[Collected data entries]
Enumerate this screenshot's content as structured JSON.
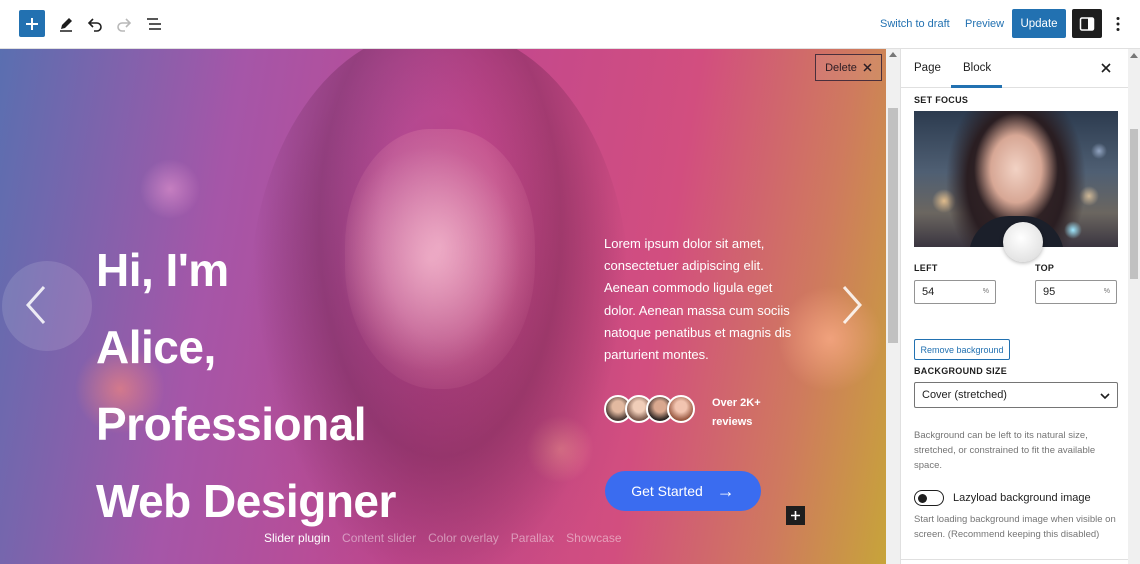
{
  "toolbar": {
    "add_icon": "plus-icon",
    "tools_icon": "pencil-icon",
    "undo_icon": "undo-icon",
    "redo_icon": "redo-icon",
    "list_view_icon": "list-view-icon",
    "switch_to_draft_label": "Switch to draft",
    "preview_label": "Preview",
    "update_label": "Update",
    "settings_icon": "sidebar-toggle-icon",
    "options_icon": "more-vertical-icon",
    "accent_color": "#2271b1"
  },
  "hero": {
    "delete_label": "Delete",
    "headline": [
      "Hi, I'm",
      "Alice,",
      "Professional",
      "Web Designer"
    ],
    "paragraph": "Lorem ipsum dolor sit amet, consectetuer adipiscing elit. Aenean commodo ligula eget dolor. Aenean massa cum sociis natoque penatibus et magnis dis parturient montes.",
    "reviews_label": "Over 2K+ reviews",
    "cta_label": "Get Started",
    "cta_arrow": "→",
    "cta_color": "#3a6cf0",
    "tags": [
      {
        "label": "Slider plugin",
        "active": true
      },
      {
        "label": "Content slider",
        "active": false
      },
      {
        "label": "Color overlay",
        "active": false
      },
      {
        "label": "Parallax",
        "active": false
      },
      {
        "label": "Showcase",
        "active": false
      }
    ]
  },
  "sidebar": {
    "tabs": [
      {
        "label": "Page",
        "active": false
      },
      {
        "label": "Block",
        "active": true
      }
    ],
    "set_focus_label": "SET FOCUS",
    "left_label": "LEFT",
    "left_value": "54",
    "top_label": "TOP",
    "top_value": "95",
    "unit": "%",
    "remove_background_label": "Remove background",
    "background_size_label": "BACKGROUND SIZE",
    "background_size_value": "Cover (stretched)",
    "background_size_help": "Background can be left to its natural size, stretched, or constrained to fit the available space.",
    "lazyload_label": "Lazyload background image",
    "lazyload_enabled": false,
    "lazyload_help": "Start loading background image when visible on screen. (Recommend keeping this disabled)"
  }
}
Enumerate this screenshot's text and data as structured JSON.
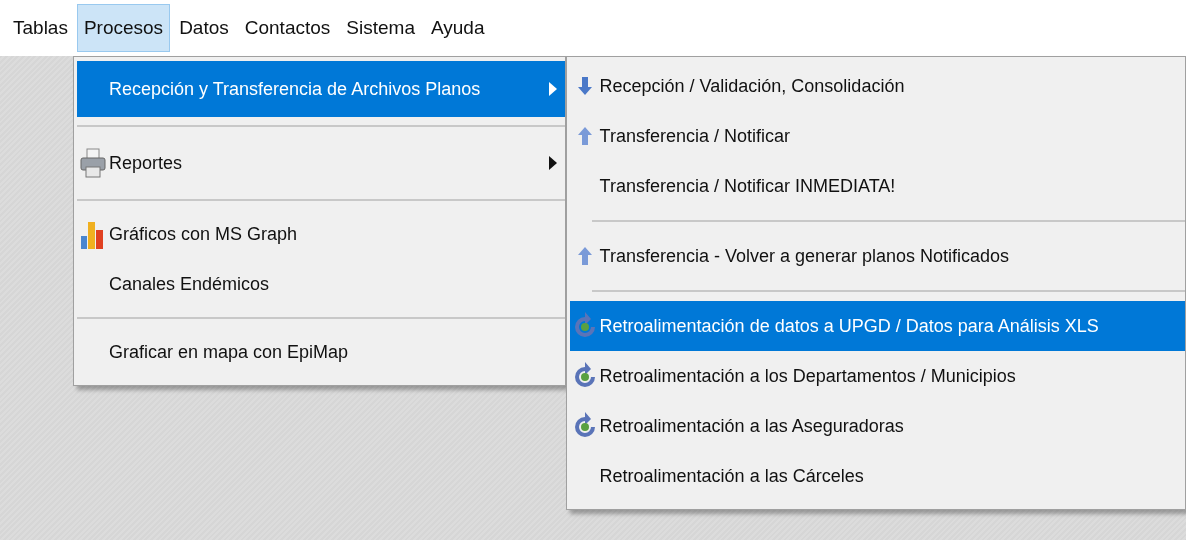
{
  "menubar": [
    {
      "label": "Tablas",
      "selected": false
    },
    {
      "label": "Procesos",
      "selected": true
    },
    {
      "label": "Datos",
      "selected": false
    },
    {
      "label": "Contactos",
      "selected": false
    },
    {
      "label": "Sistema",
      "selected": false
    },
    {
      "label": "Ayuda",
      "selected": false
    }
  ],
  "menu": {
    "items": [
      {
        "kind": "item",
        "label": "Recepción y Transferencia de Archivos Planos",
        "selected": true,
        "submenu": true
      },
      {
        "kind": "separator"
      },
      {
        "kind": "item",
        "label": "Reportes",
        "selected": false,
        "submenu": true
      },
      {
        "kind": "separator"
      },
      {
        "kind": "item",
        "label": "Gráficos con MS Graph",
        "selected": false,
        "submenu": false
      },
      {
        "kind": "item",
        "label": "Canales Endémicos",
        "selected": false,
        "submenu": false
      },
      {
        "kind": "separator"
      },
      {
        "kind": "item",
        "label": "Graficar en mapa con EpiMap",
        "selected": false,
        "submenu": false
      }
    ]
  },
  "submenu": {
    "items": [
      {
        "kind": "item",
        "label": "Recepción / Validación, Consolidación",
        "selected": false
      },
      {
        "kind": "item",
        "label": "Transferencia / Notificar",
        "selected": false
      },
      {
        "kind": "item",
        "label": "Transferencia / Notificar INMEDIATA!",
        "selected": false
      },
      {
        "kind": "separator"
      },
      {
        "kind": "item",
        "label": "Transferencia - Volver a generar planos Notificados",
        "selected": false
      },
      {
        "kind": "separator"
      },
      {
        "kind": "item",
        "label": "Retroalimentación de datos a UPGD / Datos para Análisis XLS",
        "selected": true
      },
      {
        "kind": "item",
        "label": "Retroalimentación a los Departamentos / Municipios",
        "selected": false
      },
      {
        "kind": "item",
        "label": "Retroalimentación a las Aseguradoras",
        "selected": false
      },
      {
        "kind": "item",
        "label": "Retroalimentación a las Cárceles",
        "selected": false
      }
    ]
  }
}
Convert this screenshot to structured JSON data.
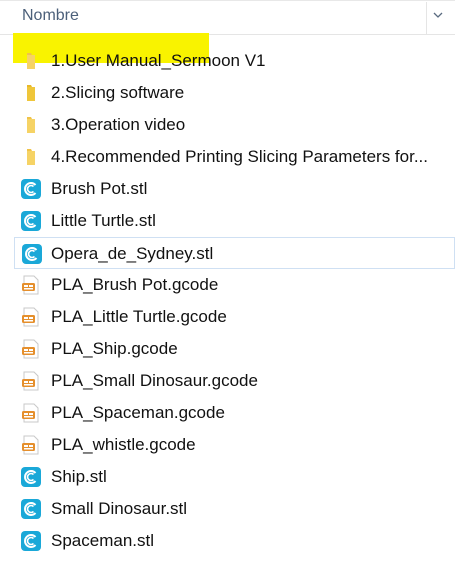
{
  "header": {
    "column_name": "Nombre"
  },
  "colors": {
    "highlight": "#f9f300",
    "folder": "#f0c348",
    "stl_icon": "#1aa8d8",
    "gcode_icon": "#e58f2c"
  },
  "files": [
    {
      "name": "1.User Manual_Sermoon V1",
      "icon": "folder-icon"
    },
    {
      "name": "2.Slicing software",
      "icon": "folder-icon"
    },
    {
      "name": "3.Operation video",
      "icon": "folder-icon"
    },
    {
      "name": "4.Recommended Printing Slicing Parameters for...",
      "icon": "folder-icon"
    },
    {
      "name": "Brush Pot.stl",
      "icon": "stl-file-icon"
    },
    {
      "name": "Little Turtle.stl",
      "icon": "stl-file-icon"
    },
    {
      "name": "Opera_de_Sydney.stl",
      "icon": "stl-file-icon"
    },
    {
      "name": "PLA_Brush Pot.gcode",
      "icon": "gcode-file-icon"
    },
    {
      "name": "PLA_Little Turtle.gcode",
      "icon": "gcode-file-icon"
    },
    {
      "name": "PLA_Ship.gcode",
      "icon": "gcode-file-icon"
    },
    {
      "name": "PLA_Small Dinosaur.gcode",
      "icon": "gcode-file-icon"
    },
    {
      "name": "PLA_Spaceman.gcode",
      "icon": "gcode-file-icon"
    },
    {
      "name": "PLA_whistle.gcode",
      "icon": "gcode-file-icon"
    },
    {
      "name": "Ship.stl",
      "icon": "stl-file-icon"
    },
    {
      "name": "Small Dinosaur.stl",
      "icon": "stl-file-icon"
    },
    {
      "name": "Spaceman.stl",
      "icon": "stl-file-icon"
    }
  ]
}
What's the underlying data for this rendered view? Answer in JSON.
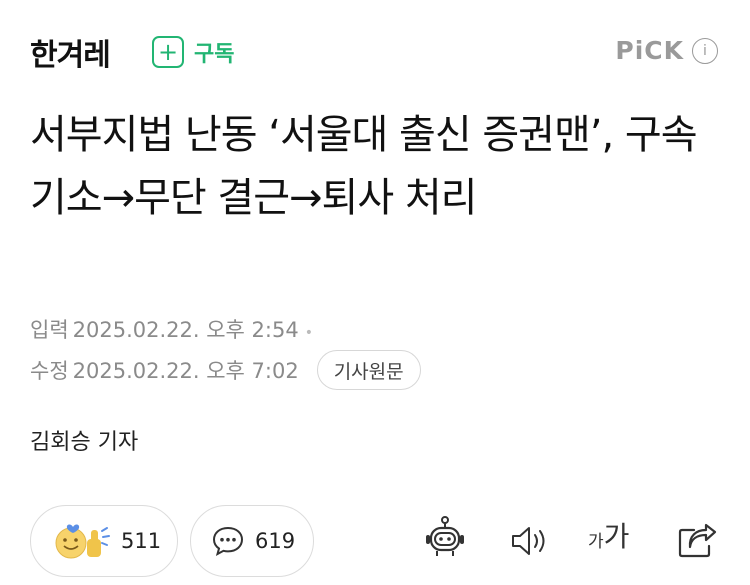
{
  "header": {
    "logo": "한겨레",
    "subscribe_label": "구독",
    "subscribe_icon": "plus-icon",
    "pick_label": "PiCK",
    "info_icon_glyph": "i",
    "accent_color": "#22b573"
  },
  "article": {
    "title": "서부지법 난동 ‘서울대 출신 증권맨’, 구속 기소→무단 결근→퇴사 처리",
    "input_label": "입력",
    "input_time": "2025.02.22. 오후 2:54",
    "edit_label": "수정",
    "edit_time": "2025.02.22. 오후 7:02",
    "original_button": "기사원문",
    "reporter": "김회승 기자"
  },
  "actions": {
    "reaction_count": "511",
    "comment_count": "619",
    "font_small": "가",
    "font_large": "가",
    "icons": [
      "reaction-emoji-icon",
      "comment-bubble-icon",
      "robot-summary-icon",
      "speaker-icon",
      "font-size-icon",
      "share-icon"
    ]
  }
}
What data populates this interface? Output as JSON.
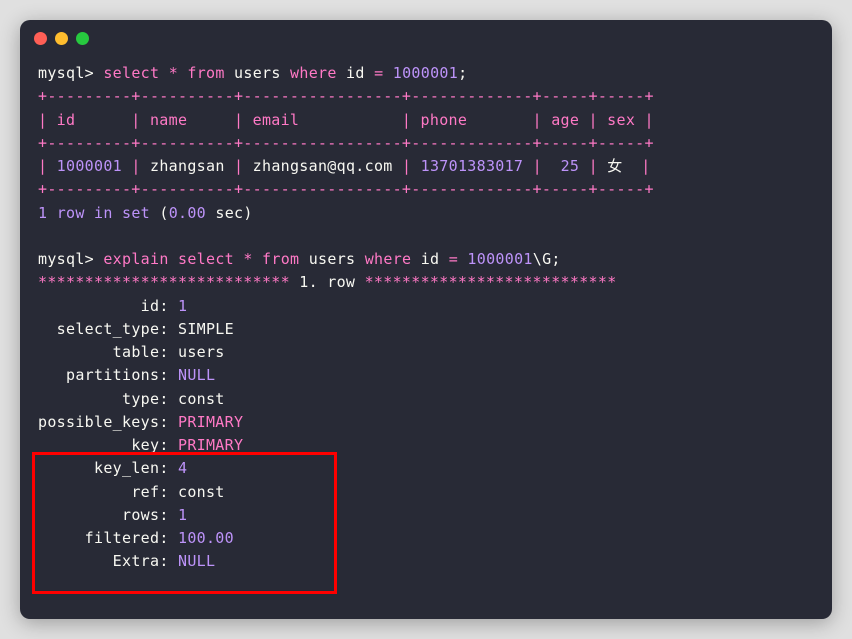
{
  "prompt": "mysql>",
  "query1": {
    "select": "select",
    "star": "*",
    "from": "from",
    "table": "users",
    "where": "where",
    "col": "id",
    "eq": "=",
    "val": "1000001",
    "semicolon": ";"
  },
  "table": {
    "border_top": "+---------+----------+-----------------+-------------+-----+-----+",
    "header": "| id      | name     | email           | phone       | age | sex |",
    "border_mid": "+---------+----------+-----------------+-------------+-----+-----+",
    "row": {
      "id": "1000001",
      "name": "zhangsan",
      "email": "zhangsan@qq.com",
      "phone": "13701383017",
      "age": "25",
      "sex": "女"
    },
    "border_bot": "+---------+----------+-----------------+-------------+-----+-----+"
  },
  "result_msg": {
    "count": "1",
    "row_in_set": "row in set",
    "time": "0.00",
    "sec": "sec"
  },
  "query2": {
    "explain": "explain",
    "select": "select",
    "star": "*",
    "from": "from",
    "table": "users",
    "where": "where",
    "col": "id",
    "eq": "=",
    "val": "1000001",
    "g": "\\G",
    "semicolon": ";"
  },
  "row_marker": {
    "stars_left": "***************************",
    "label": " 1. row ",
    "stars_right": "***************************"
  },
  "explain": {
    "id_label": "id",
    "id_val": "1",
    "select_type_label": "select_type",
    "select_type_val": "SIMPLE",
    "table_label": "table",
    "table_val": "users",
    "partitions_label": "partitions",
    "partitions_val": "NULL",
    "type_label": "type",
    "type_val": "const",
    "possible_keys_label": "possible_keys",
    "possible_keys_val": "PRIMARY",
    "key_label": "key",
    "key_val": "PRIMARY",
    "key_len_label": "key_len",
    "key_len_val": "4",
    "ref_label": "ref",
    "ref_val": "const",
    "rows_label": "rows",
    "rows_val": "1",
    "filtered_label": "filtered",
    "filtered_val": "100.00",
    "extra_label": "Extra",
    "extra_val": "NULL"
  }
}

» **TASK TO CARRY OUT**:
Looking at the records above, say how many lines hold the string "image". Write nothing but the number.

» **FINAL RESULT**:
2